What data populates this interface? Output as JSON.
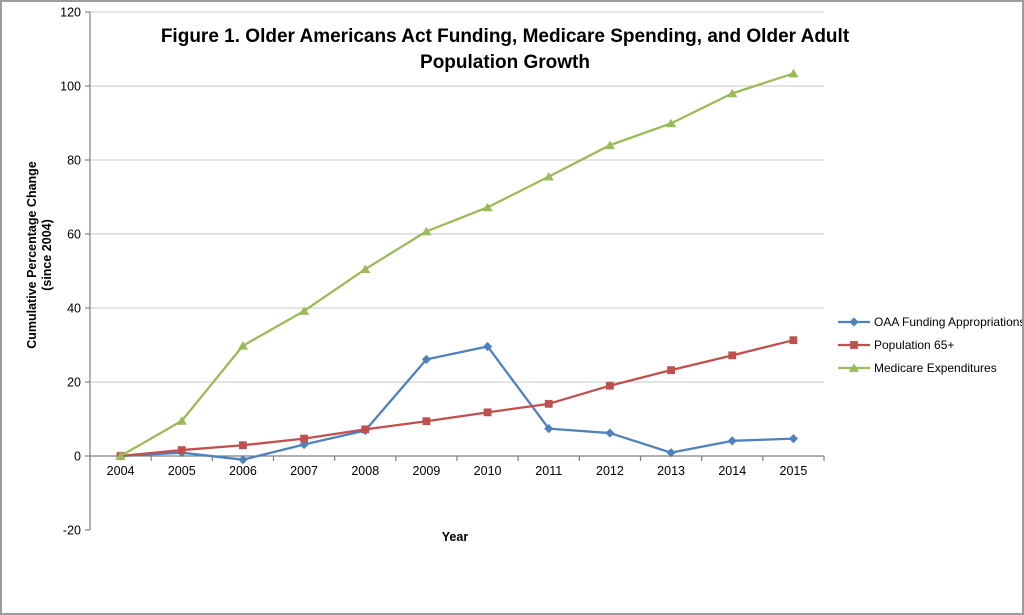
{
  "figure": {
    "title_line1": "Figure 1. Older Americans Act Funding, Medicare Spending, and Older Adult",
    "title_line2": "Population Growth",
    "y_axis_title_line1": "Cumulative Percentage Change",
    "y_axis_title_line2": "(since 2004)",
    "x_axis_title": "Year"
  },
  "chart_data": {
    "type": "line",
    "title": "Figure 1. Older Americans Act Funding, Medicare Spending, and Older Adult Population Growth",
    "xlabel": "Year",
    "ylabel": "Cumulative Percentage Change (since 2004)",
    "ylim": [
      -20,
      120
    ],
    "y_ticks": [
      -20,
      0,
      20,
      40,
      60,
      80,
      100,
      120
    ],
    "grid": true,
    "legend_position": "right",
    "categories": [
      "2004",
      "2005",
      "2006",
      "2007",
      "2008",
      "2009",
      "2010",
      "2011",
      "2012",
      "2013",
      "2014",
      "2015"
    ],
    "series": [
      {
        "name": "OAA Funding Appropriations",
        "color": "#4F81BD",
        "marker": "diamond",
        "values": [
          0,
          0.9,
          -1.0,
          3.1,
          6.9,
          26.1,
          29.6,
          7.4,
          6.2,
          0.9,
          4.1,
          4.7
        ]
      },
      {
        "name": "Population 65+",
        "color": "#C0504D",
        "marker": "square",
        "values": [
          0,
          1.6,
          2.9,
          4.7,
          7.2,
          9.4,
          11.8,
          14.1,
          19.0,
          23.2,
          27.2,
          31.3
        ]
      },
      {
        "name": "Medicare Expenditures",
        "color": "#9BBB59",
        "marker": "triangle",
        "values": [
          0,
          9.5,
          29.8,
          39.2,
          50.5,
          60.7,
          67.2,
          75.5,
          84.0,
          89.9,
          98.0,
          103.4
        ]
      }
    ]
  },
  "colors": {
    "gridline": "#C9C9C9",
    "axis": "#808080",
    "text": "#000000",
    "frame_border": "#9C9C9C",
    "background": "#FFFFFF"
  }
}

==

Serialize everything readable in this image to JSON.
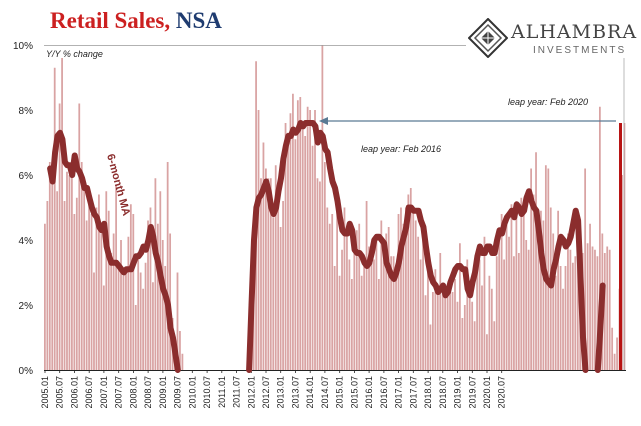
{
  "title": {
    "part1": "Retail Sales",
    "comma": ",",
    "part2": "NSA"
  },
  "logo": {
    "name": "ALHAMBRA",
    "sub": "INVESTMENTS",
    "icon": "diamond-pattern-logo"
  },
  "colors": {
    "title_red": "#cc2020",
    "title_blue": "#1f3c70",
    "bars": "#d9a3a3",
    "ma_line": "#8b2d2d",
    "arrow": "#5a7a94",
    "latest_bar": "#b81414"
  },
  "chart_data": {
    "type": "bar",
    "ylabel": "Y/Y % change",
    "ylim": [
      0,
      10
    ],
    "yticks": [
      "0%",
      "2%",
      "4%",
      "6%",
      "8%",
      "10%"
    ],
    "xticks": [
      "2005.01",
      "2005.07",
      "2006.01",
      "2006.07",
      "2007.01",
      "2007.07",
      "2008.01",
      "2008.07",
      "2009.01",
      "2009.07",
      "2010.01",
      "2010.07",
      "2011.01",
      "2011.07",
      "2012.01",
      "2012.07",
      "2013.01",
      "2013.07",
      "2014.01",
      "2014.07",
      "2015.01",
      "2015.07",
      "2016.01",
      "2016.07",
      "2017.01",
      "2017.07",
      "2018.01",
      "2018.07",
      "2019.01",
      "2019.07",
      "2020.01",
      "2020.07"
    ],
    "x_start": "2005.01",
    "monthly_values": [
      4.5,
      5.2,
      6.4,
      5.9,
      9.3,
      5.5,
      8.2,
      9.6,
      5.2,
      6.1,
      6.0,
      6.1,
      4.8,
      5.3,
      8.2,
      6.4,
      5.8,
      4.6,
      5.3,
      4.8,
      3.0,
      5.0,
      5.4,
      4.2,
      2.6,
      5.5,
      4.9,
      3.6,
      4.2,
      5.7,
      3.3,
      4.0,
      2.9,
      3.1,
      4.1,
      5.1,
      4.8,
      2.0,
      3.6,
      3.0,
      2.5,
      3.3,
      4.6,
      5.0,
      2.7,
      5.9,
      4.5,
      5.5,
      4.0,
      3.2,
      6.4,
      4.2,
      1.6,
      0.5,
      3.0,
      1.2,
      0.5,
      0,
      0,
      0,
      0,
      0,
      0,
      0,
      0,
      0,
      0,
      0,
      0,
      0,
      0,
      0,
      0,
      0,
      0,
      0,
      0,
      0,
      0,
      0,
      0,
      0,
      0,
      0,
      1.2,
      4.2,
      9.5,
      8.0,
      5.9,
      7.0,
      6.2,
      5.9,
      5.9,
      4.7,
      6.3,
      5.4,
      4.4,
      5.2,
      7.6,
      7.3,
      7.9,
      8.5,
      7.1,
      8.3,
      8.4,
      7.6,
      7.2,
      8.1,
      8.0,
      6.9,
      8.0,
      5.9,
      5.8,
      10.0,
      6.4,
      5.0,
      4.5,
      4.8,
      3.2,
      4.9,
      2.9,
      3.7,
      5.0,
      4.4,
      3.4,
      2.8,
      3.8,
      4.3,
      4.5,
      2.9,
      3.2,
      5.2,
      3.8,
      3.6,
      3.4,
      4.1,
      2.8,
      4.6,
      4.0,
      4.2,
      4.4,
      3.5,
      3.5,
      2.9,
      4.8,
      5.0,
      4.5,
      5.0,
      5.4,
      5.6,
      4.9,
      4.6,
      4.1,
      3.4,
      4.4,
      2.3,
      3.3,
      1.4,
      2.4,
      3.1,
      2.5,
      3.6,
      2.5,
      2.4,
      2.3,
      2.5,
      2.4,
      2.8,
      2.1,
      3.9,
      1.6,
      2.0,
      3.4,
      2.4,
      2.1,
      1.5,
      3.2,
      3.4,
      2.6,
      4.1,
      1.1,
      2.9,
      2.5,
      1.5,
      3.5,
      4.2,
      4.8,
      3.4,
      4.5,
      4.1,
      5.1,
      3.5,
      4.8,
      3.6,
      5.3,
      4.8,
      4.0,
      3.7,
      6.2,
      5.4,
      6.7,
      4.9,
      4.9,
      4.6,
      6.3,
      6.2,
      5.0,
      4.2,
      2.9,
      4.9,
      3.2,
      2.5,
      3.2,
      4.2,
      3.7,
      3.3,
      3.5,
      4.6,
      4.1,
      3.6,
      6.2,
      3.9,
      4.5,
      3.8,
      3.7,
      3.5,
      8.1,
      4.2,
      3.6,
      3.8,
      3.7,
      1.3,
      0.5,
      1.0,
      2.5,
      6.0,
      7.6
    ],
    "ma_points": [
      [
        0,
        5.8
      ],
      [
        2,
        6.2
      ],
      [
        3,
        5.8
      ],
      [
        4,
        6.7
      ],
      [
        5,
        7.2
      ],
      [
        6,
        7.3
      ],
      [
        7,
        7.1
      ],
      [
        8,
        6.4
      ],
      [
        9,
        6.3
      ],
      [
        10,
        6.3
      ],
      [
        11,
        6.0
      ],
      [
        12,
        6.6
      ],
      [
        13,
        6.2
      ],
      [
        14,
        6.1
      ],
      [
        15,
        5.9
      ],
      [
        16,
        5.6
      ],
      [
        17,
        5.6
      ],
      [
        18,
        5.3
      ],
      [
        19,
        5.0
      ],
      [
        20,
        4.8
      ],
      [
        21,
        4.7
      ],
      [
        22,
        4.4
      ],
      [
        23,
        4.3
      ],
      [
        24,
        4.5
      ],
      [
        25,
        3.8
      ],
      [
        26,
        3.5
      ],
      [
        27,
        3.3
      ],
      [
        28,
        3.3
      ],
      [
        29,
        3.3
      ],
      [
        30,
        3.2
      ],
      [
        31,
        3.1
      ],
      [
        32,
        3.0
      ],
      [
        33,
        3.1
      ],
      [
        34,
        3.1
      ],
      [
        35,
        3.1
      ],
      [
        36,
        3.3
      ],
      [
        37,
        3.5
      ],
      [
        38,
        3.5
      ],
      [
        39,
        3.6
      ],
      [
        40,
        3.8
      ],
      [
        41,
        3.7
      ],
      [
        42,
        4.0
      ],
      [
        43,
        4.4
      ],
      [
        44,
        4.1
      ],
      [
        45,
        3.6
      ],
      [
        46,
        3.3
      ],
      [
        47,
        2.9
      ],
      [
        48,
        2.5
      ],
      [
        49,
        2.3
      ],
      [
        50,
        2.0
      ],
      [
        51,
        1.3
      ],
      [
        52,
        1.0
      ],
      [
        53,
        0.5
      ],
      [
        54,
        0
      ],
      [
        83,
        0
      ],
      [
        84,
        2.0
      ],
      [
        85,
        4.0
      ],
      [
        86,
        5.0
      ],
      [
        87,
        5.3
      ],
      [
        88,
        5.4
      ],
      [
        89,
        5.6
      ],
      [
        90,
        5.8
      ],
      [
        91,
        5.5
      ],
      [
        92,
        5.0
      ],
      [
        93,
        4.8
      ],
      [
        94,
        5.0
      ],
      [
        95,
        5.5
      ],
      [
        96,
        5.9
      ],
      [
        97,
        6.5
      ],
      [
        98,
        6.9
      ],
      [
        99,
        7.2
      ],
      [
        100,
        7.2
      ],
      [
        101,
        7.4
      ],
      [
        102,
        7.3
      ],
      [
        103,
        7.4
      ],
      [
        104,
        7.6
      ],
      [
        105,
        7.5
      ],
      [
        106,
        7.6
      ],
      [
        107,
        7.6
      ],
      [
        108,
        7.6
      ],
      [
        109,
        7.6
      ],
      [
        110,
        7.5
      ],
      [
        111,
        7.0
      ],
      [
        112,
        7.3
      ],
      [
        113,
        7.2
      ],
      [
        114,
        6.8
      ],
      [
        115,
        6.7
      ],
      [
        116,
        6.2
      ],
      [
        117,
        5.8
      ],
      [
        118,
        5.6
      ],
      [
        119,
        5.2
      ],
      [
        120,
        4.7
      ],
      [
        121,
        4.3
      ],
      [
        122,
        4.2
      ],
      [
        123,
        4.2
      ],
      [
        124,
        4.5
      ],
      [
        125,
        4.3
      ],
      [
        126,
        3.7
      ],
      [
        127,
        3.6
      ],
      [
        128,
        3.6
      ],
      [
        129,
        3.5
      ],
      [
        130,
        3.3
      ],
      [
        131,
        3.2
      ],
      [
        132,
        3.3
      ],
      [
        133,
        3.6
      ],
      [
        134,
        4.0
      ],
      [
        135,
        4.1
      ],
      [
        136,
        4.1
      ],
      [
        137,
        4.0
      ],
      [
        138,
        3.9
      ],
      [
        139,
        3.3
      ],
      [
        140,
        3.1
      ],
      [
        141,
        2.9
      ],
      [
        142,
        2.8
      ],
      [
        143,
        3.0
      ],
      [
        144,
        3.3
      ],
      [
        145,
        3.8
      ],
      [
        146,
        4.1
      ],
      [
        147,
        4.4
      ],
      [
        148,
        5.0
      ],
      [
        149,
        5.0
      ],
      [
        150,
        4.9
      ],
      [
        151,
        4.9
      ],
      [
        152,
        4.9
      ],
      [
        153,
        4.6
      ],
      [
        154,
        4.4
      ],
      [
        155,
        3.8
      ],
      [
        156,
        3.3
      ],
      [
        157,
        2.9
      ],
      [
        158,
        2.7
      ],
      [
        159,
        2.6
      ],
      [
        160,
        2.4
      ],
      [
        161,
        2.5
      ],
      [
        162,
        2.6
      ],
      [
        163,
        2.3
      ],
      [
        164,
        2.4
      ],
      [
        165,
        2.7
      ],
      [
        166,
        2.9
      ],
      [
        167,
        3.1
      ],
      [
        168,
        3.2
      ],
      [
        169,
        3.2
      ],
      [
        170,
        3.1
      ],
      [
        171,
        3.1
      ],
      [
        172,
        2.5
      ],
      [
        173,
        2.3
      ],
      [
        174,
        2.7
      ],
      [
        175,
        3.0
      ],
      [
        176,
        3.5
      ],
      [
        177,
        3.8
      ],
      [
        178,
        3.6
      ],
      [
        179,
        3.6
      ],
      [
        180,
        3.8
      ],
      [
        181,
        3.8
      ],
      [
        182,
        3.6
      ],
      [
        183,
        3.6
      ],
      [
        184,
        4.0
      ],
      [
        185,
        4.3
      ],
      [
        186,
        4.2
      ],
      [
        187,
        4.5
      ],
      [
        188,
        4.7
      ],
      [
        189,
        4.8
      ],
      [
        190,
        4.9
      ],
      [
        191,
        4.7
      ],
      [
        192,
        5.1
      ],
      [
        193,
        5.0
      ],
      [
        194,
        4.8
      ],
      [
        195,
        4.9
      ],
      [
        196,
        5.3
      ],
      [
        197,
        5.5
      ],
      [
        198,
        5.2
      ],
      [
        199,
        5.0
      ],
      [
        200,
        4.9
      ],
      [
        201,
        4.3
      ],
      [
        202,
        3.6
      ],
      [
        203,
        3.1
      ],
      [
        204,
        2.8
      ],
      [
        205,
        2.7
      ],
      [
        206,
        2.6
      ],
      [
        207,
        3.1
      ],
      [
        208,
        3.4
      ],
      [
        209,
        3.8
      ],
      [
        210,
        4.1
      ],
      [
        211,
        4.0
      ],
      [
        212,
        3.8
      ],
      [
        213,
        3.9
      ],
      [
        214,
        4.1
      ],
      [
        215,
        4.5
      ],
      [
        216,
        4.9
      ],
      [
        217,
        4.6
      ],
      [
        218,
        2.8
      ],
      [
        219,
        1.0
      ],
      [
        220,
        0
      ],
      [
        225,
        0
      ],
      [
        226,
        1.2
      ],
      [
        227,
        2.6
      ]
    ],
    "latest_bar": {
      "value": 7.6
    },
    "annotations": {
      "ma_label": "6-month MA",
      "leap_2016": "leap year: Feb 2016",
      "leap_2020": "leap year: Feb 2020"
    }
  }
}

...

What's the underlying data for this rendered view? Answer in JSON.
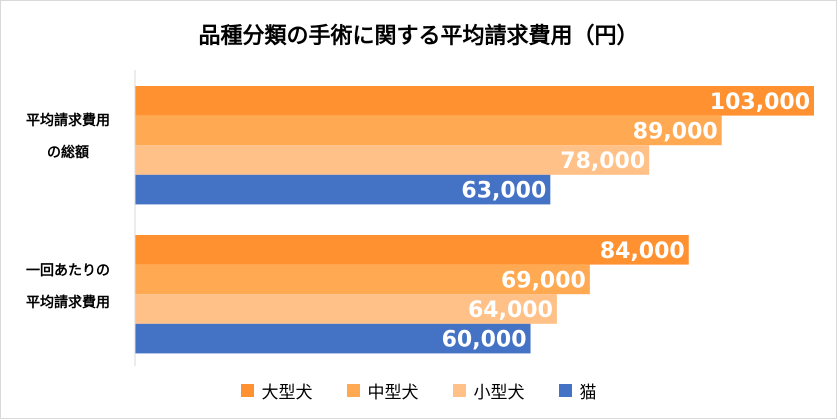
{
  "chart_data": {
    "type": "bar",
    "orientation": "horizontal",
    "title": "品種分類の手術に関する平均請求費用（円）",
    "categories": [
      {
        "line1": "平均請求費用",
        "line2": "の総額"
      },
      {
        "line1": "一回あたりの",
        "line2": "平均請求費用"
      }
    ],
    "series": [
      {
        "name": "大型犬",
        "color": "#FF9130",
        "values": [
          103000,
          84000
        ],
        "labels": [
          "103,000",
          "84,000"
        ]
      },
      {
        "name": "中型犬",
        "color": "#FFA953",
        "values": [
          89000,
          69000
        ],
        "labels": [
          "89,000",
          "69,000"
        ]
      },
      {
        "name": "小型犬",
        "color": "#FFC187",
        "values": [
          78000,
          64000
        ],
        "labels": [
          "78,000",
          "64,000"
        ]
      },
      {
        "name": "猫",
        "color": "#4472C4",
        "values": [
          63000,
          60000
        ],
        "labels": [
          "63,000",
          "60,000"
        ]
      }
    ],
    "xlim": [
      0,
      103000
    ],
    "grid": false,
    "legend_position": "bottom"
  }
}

__GIVEN TASK__
Pick out and copy every line that contains the word "Cumulative".

__OUTPUT FOR THIS EXERCISE__
    "y_axis_title_line1": "Cumulative Percentage Change",
    "ylabel": "Cumulative Percentage Change (since 2004)",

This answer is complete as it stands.